WORK TO DO » Copy out the data exactly, leaving the pictures behind.

ITEMS »
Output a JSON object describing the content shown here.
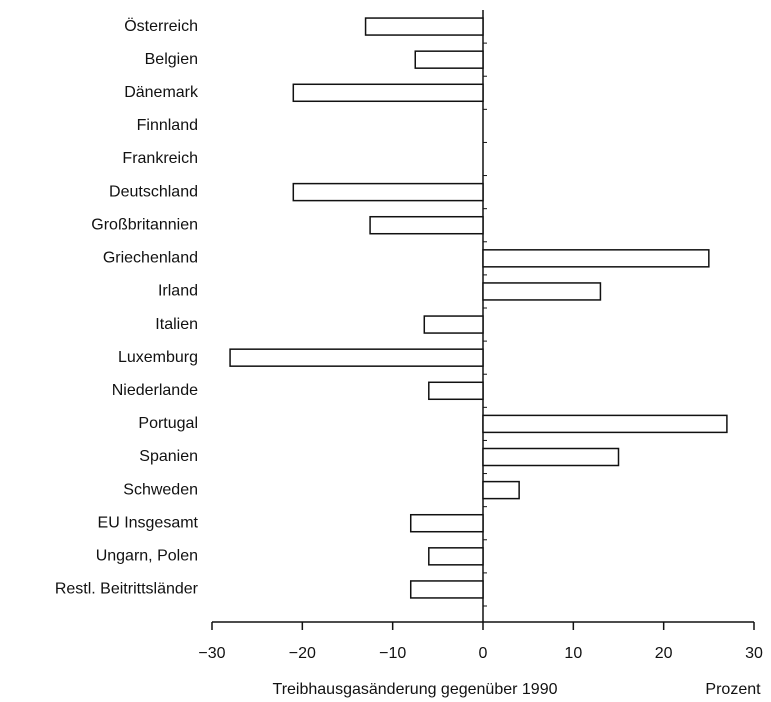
{
  "chart_data": {
    "type": "hbar",
    "categories": [
      "Österreich",
      "Belgien",
      "Dänemark",
      "Finnland",
      "Frankreich",
      "Deutschland",
      "Großbritannien",
      "Griechenland",
      "Irland",
      "Italien",
      "Luxemburg",
      "Niederlande",
      "Portugal",
      "Spanien",
      "Schweden",
      "EU Insgesamt",
      "Ungarn, Polen",
      "Restl. Beitrittsländer"
    ],
    "values": [
      -13,
      -7.5,
      -21,
      0,
      0,
      -21,
      -12.5,
      25,
      13,
      -6.5,
      -28,
      -6,
      27,
      15,
      4,
      -8,
      -6,
      -8
    ],
    "color": "#ffffff",
    "xlim": [
      -30,
      30
    ],
    "xticks": [
      {
        "value": -30,
        "label": "−30"
      },
      {
        "value": -20,
        "label": "−20"
      },
      {
        "value": -10,
        "label": "−10"
      },
      0,
      10,
      20,
      30
    ],
    "x_label": "Treibhausgasänderung gegenüber 1990",
    "x_unit": "Prozent",
    "grid": false
  }
}
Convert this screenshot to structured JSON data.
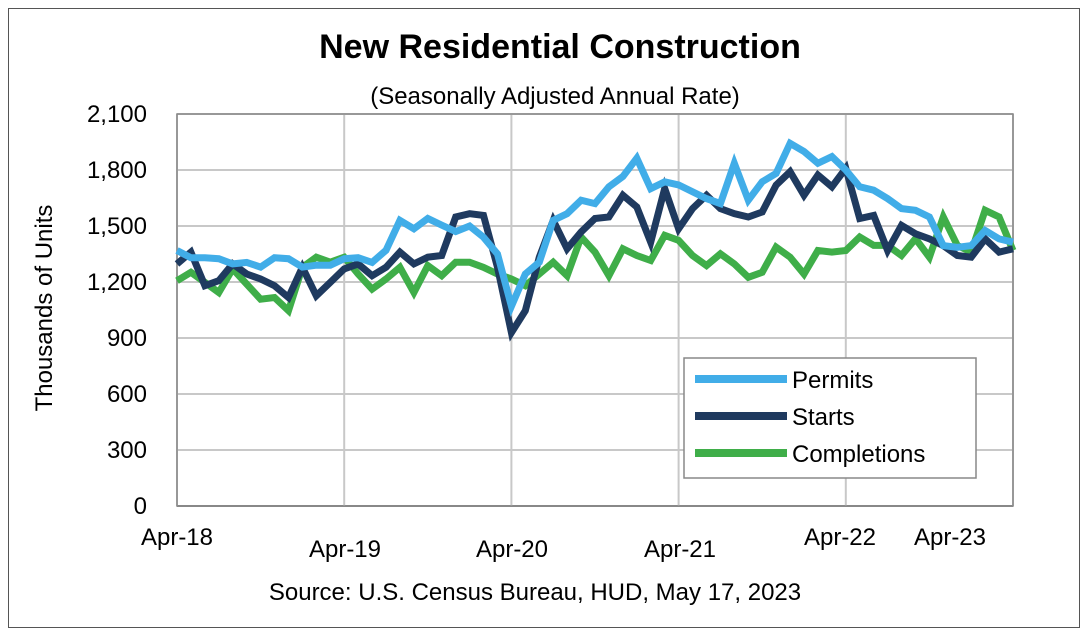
{
  "chart_data": {
    "type": "line",
    "title": "New Residential  Construction",
    "subtitle": "(Seasonally Adjusted Annual Rate)",
    "ylabel": "Thousands of Units",
    "xlabel": "",
    "source": "Source:  U.S. Census Bureau, HUD, May 17, 2023",
    "ylim": [
      0,
      2100
    ],
    "yticks": [
      "0",
      "300",
      "600",
      "900",
      "1,200",
      "1,500",
      "1,800",
      "2,100"
    ],
    "ytick_values": [
      0,
      300,
      600,
      900,
      1200,
      1500,
      1800,
      2100
    ],
    "xtick_labels": [
      "Apr-18",
      "Apr-19",
      "Apr-20",
      "Apr-21",
      "Apr-22",
      "Apr-23"
    ],
    "x_start": "Apr-18",
    "x_end": "Apr-23",
    "grid": true,
    "legend_position": "bottom-right",
    "series": [
      {
        "name": "Permits",
        "color": "#41ade8",
        "values": [
          1369,
          1330,
          1330,
          1325,
          1297,
          1305,
          1280,
          1330,
          1325,
          1280,
          1290,
          1290,
          1325,
          1330,
          1305,
          1370,
          1530,
          1485,
          1540,
          1505,
          1470,
          1500,
          1440,
          1350,
          1070,
          1243,
          1306,
          1530,
          1566,
          1638,
          1620,
          1710,
          1765,
          1863,
          1700,
          1737,
          1720,
          1683,
          1647,
          1620,
          1836,
          1638,
          1737,
          1782,
          1943,
          1899,
          1836,
          1872,
          1800,
          1710,
          1692,
          1647,
          1593,
          1584,
          1548,
          1395,
          1386,
          1395,
          1476,
          1431,
          1413
        ]
      },
      {
        "name": "Starts",
        "color": "#1f3a5f",
        "values": [
          1297,
          1360,
          1180,
          1207,
          1297,
          1243,
          1216,
          1180,
          1117,
          1279,
          1126,
          1198,
          1270,
          1297,
          1234,
          1279,
          1360,
          1297,
          1333,
          1342,
          1548,
          1566,
          1557,
          1279,
          929,
          1046,
          1333,
          1530,
          1378,
          1468,
          1540,
          1548,
          1665,
          1602,
          1413,
          1701,
          1485,
          1593,
          1665,
          1593,
          1566,
          1548,
          1575,
          1719,
          1791,
          1665,
          1773,
          1710,
          1809,
          1540,
          1557,
          1369,
          1503,
          1458,
          1431,
          1395,
          1342,
          1333,
          1431,
          1360,
          1378
        ]
      },
      {
        "name": "Completions",
        "color": "#3fae49",
        "values": [
          1207,
          1252,
          1198,
          1144,
          1270,
          1189,
          1108,
          1117,
          1046,
          1279,
          1333,
          1306,
          1333,
          1243,
          1162,
          1216,
          1279,
          1144,
          1288,
          1234,
          1306,
          1306,
          1279,
          1243,
          1216,
          1180,
          1243,
          1306,
          1234,
          1441,
          1360,
          1234,
          1378,
          1342,
          1315,
          1450,
          1423,
          1342,
          1288,
          1351,
          1297,
          1225,
          1252,
          1387,
          1333,
          1243,
          1369,
          1360,
          1369,
          1441,
          1396,
          1396,
          1342,
          1432,
          1333,
          1548,
          1396,
          1360,
          1584,
          1548,
          1369
        ]
      }
    ]
  }
}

ANSWER TO THE TASK »
Output a JSON object describing the content shown here.
{
  "chart_data": {
    "type": "hbar",
    "categories": [
      "Österreich",
      "Belgien",
      "Dänemark",
      "Finnland",
      "Frankreich",
      "Deutschland",
      "Großbritannien",
      "Griechenland",
      "Irland",
      "Italien",
      "Luxemburg",
      "Niederlande",
      "Portugal",
      "Spanien",
      "Schweden",
      "EU Insgesamt",
      "Ungarn, Polen",
      "Restl. Beitrittsländer"
    ],
    "values": [
      -13,
      -7.5,
      -21,
      0,
      0,
      -21,
      -12.5,
      25,
      13,
      -6.5,
      -28,
      -6,
      27,
      15,
      4,
      -8,
      -6,
      -8
    ],
    "color": "#ffffff",
    "xlim": [
      -30,
      30
    ],
    "xticks": [
      {
        "value": -30,
        "label": "−30"
      },
      {
        "value": -20,
        "label": "−20"
      },
      {
        "value": -10,
        "label": "−10"
      },
      0,
      10,
      20,
      30
    ],
    "x_label": "Treibhausgasänderung gegenüber 1990",
    "x_unit": "Prozent",
    "grid": false
  }
}
Convert this screenshot to structured JSON data.
{
  "chart_data": {
    "type": "line",
    "title": "New Residential  Construction",
    "subtitle": "(Seasonally Adjusted Annual Rate)",
    "ylabel": "Thousands of Units",
    "xlabel": "",
    "source": "Source:  U.S. Census Bureau, HUD, May 17, 2023",
    "ylim": [
      0,
      2100
    ],
    "yticks": [
      "0",
      "300",
      "600",
      "900",
      "1,200",
      "1,500",
      "1,800",
      "2,100"
    ],
    "ytick_values": [
      0,
      300,
      600,
      900,
      1200,
      1500,
      1800,
      2100
    ],
    "xtick_labels": [
      "Apr-18",
      "Apr-19",
      "Apr-20",
      "Apr-21",
      "Apr-22",
      "Apr-23"
    ],
    "x_start": "Apr-18",
    "x_end": "Apr-23",
    "grid": true,
    "legend_position": "bottom-right",
    "series": [
      {
        "name": "Permits",
        "color": "#41ade8",
        "values": [
          1369,
          1330,
          1330,
          1325,
          1297,
          1305,
          1280,
          1330,
          1325,
          1280,
          1290,
          1290,
          1325,
          1330,
          1305,
          1370,
          1530,
          1485,
          1540,
          1505,
          1470,
          1500,
          1440,
          1350,
          1070,
          1243,
          1306,
          1530,
          1566,
          1638,
          1620,
          1710,
          1765,
          1863,
          1700,
          1737,
          1720,
          1683,
          1647,
          1620,
          1836,
          1638,
          1737,
          1782,
          1943,
          1899,
          1836,
          1872,
          1800,
          1710,
          1692,
          1647,
          1593,
          1584,
          1548,
          1395,
          1386,
          1395,
          1476,
          1431,
          1413
        ]
      },
      {
        "name": "Starts",
        "color": "#1f3a5f",
        "values": [
          1297,
          1360,
          1180,
          1207,
          1297,
          1243,
          1216,
          1180,
          1117,
          1279,
          1126,
          1198,
          1270,
          1297,
          1234,
          1279,
          1360,
          1297,
          1333,
          1342,
          1548,
          1566,
          1557,
          1279,
          929,
          1046,
          1333,
          1530,
          1378,
          1468,
          1540,
          1548,
          1665,
          1602,
          1413,
          1701,
          1485,
          1593,
          1665,
          1593,
          1566,
          1548,
          1575,
          1719,
          1791,
          1665,
          1773,
          1710,
          1809,
          1540,
          1557,
          1369,
          1503,
          1458,
          1431,
          1395,
          1342,
          1333,
          1431,
          1360,
          1378
        ]
      },
      {
        "name": "Completions",
        "color": "#3fae49",
        "values": [
          1207,
          1252,
          1198,
          1144,
          1270,
          1189,
          1108,
          1117,
          1046,
          1279,
          1333,
          1306,
          1333,
          1243,
          1162,
          1216,
          1279,
          1144,
          1288,
          1234,
          1306,
          1306,
          1279,
          1243,
          1216,
          1180,
          1243,
          1306,
          1234,
          1441,
          1360,
          1234,
          1378,
          1342,
          1315,
          1450,
          1423,
          1342,
          1288,
          1351,
          1297,
          1225,
          1252,
          1387,
          1333,
          1243,
          1369,
          1360,
          1369,
          1441,
          1396,
          1396,
          1342,
          1432,
          1333,
          1548,
          1396,
          1360,
          1584,
          1548,
          1369
        ]
      }
    ]
  }
}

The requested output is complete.